AIM OF THE EXERCISE: Select lines where the word "from" appears.

RECORD EXTRACTS:

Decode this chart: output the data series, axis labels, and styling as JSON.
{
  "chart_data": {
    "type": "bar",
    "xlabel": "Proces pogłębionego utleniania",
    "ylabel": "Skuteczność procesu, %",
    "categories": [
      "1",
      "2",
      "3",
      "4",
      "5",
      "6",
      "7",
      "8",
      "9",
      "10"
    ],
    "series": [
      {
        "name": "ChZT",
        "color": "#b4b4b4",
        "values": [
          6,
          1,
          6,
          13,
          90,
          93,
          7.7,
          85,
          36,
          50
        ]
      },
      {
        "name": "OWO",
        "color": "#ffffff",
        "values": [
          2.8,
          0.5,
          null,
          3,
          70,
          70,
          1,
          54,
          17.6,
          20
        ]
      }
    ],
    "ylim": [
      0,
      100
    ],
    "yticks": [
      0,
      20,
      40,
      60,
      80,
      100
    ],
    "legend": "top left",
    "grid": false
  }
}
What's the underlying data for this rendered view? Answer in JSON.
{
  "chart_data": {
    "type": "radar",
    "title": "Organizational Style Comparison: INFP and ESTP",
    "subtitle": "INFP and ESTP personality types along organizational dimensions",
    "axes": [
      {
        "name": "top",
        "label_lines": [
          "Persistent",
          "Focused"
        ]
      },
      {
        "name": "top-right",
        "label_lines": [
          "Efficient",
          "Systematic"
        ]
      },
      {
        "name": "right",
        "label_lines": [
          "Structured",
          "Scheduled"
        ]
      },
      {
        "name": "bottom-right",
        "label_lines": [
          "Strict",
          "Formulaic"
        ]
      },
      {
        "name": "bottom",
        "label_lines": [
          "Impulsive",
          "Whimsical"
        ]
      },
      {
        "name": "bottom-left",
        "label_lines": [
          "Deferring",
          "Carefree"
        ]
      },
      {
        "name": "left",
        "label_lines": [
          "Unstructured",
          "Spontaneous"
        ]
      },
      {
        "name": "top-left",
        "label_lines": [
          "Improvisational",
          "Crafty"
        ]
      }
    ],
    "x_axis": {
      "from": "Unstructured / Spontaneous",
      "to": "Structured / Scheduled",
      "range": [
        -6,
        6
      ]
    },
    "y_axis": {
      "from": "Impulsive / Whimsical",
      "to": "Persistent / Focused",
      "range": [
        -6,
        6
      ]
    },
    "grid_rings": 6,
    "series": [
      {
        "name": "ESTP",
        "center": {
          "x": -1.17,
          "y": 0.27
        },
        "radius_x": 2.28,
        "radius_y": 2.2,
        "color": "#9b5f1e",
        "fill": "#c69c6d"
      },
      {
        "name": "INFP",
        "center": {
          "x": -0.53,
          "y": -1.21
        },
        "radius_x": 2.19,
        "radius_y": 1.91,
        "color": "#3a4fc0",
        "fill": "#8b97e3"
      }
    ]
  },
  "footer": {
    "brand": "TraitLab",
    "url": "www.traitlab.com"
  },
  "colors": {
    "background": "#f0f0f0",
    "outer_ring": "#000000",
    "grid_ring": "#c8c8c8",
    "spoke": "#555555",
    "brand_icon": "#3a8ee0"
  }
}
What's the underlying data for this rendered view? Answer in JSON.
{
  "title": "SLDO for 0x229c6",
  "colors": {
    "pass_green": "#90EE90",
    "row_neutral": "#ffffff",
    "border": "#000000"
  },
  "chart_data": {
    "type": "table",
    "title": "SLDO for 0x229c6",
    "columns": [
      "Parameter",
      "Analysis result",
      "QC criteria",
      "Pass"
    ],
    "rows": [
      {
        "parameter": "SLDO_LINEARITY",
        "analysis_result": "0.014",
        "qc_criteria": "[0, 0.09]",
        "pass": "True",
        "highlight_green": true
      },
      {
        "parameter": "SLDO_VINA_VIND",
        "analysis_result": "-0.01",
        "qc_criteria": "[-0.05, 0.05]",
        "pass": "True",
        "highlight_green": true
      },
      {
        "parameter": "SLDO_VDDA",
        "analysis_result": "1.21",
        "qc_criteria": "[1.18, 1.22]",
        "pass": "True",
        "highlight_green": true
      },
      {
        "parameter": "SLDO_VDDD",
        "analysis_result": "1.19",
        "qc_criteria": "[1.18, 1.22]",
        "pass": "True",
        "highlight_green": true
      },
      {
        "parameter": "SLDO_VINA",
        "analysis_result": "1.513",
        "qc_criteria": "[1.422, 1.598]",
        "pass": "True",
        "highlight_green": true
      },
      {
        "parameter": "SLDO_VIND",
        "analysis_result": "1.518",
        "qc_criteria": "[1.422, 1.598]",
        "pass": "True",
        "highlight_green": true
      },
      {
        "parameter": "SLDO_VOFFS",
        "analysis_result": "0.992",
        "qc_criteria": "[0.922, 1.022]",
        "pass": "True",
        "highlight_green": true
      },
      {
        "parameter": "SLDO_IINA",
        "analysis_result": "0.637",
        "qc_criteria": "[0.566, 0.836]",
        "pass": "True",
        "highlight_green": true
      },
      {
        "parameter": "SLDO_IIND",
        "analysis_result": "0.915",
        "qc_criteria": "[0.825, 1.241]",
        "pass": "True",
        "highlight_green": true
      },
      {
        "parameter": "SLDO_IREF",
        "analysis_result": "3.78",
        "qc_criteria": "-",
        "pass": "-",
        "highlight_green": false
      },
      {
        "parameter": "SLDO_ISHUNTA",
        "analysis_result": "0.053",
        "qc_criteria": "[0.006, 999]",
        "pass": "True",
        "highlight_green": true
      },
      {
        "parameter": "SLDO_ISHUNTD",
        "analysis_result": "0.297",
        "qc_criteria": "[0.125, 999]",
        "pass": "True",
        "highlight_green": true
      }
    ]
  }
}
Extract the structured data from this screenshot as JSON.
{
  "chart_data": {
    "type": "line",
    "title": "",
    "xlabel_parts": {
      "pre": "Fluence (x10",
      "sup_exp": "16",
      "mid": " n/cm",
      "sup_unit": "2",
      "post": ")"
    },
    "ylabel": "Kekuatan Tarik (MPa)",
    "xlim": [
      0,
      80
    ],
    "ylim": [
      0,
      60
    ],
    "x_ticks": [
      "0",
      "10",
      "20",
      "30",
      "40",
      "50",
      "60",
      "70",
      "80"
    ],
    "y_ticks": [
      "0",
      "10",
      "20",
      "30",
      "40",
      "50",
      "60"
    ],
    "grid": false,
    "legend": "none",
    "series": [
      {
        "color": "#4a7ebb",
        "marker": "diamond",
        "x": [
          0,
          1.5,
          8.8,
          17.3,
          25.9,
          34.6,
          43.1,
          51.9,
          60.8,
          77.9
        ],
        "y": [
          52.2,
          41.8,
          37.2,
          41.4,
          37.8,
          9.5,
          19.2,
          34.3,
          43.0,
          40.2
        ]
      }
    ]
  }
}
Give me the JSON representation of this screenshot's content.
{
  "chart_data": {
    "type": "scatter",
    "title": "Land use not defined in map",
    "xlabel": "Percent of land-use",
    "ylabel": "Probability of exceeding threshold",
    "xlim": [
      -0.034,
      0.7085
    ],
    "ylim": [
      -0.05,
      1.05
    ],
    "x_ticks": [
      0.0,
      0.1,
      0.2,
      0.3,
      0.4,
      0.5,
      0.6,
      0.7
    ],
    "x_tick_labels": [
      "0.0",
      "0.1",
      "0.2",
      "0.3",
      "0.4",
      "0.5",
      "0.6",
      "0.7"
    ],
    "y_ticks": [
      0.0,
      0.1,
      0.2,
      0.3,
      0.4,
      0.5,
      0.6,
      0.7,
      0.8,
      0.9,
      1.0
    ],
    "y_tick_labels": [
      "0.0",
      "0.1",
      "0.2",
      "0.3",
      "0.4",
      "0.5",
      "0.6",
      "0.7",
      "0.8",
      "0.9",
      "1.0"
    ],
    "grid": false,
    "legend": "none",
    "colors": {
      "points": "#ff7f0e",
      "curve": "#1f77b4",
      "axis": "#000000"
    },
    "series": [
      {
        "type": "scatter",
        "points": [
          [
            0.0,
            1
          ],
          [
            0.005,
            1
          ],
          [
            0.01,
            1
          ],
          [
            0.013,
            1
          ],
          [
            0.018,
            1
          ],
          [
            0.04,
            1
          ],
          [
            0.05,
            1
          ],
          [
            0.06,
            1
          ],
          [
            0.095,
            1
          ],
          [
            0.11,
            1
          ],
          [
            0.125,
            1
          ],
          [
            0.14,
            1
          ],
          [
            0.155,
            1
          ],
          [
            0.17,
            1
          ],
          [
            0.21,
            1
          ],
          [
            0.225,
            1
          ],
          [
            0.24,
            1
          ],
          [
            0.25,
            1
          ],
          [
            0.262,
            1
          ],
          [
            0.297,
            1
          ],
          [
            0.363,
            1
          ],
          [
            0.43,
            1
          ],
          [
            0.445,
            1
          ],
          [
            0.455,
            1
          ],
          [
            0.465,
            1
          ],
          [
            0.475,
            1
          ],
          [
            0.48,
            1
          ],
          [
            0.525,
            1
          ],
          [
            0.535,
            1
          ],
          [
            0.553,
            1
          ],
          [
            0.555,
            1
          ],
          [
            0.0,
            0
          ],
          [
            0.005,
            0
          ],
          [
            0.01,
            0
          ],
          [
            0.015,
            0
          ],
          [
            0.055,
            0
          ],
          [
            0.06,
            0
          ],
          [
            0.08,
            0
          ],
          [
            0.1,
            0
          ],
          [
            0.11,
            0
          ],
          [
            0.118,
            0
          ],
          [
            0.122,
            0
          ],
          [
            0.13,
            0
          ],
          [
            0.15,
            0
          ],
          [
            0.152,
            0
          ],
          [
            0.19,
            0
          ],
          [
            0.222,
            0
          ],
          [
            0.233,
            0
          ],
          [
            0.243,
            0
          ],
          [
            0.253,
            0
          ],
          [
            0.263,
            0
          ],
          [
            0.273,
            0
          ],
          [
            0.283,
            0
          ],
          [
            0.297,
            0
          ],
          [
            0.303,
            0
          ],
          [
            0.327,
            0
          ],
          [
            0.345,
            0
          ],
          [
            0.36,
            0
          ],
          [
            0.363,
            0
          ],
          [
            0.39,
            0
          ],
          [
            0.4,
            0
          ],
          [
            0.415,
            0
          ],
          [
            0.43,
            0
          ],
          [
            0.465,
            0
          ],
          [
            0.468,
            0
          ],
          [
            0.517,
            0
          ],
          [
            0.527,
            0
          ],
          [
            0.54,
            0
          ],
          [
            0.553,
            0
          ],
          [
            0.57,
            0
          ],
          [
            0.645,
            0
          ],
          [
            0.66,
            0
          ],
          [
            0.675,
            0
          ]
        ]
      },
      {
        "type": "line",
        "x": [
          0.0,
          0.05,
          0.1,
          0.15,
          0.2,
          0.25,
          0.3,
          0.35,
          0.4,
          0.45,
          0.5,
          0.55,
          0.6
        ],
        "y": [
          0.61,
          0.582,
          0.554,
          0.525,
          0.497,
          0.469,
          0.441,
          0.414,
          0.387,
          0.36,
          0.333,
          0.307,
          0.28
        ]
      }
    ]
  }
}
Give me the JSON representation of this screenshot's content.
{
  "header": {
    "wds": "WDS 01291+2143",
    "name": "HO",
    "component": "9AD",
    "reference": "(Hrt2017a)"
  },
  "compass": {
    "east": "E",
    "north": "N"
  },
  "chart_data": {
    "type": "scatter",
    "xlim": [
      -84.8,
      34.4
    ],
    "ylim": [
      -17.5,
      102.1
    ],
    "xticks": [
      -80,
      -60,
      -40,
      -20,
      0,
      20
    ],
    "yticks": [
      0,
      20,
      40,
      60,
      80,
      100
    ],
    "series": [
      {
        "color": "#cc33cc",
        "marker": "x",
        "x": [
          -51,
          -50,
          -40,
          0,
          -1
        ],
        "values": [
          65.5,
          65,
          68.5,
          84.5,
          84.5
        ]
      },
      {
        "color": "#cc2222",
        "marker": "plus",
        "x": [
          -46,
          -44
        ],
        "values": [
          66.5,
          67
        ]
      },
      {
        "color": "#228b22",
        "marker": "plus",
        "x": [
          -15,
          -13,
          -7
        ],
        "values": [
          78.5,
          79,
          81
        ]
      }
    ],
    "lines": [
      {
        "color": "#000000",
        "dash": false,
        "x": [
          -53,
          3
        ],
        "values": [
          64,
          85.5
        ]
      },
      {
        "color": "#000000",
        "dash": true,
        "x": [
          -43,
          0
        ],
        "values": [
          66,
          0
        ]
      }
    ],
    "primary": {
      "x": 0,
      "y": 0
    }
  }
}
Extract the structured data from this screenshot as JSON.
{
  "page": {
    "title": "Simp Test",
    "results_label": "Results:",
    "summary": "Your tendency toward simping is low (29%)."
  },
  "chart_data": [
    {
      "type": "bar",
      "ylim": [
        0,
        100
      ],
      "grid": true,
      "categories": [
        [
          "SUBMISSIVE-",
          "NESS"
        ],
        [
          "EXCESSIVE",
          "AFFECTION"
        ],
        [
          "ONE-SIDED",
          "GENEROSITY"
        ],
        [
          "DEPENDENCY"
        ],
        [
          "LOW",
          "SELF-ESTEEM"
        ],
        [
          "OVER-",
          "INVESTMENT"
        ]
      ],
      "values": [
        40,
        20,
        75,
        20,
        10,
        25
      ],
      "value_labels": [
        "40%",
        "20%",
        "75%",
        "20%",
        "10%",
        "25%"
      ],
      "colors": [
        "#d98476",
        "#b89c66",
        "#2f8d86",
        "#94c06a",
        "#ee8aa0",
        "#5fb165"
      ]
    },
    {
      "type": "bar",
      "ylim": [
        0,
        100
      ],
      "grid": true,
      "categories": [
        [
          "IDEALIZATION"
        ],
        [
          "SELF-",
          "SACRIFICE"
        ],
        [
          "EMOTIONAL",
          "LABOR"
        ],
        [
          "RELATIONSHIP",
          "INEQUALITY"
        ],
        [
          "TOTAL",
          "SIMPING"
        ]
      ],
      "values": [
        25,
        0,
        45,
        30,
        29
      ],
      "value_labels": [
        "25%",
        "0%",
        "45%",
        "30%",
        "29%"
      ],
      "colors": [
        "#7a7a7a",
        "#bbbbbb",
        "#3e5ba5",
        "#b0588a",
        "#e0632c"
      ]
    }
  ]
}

REPLY TO THE TASK:
      "from": "Unstructured / Spontaneous",
      "from": "Impulsive / Whimsical",
Extract the structured data from this screenshot as JSON.
Extract the structured data from this screenshot as JSON.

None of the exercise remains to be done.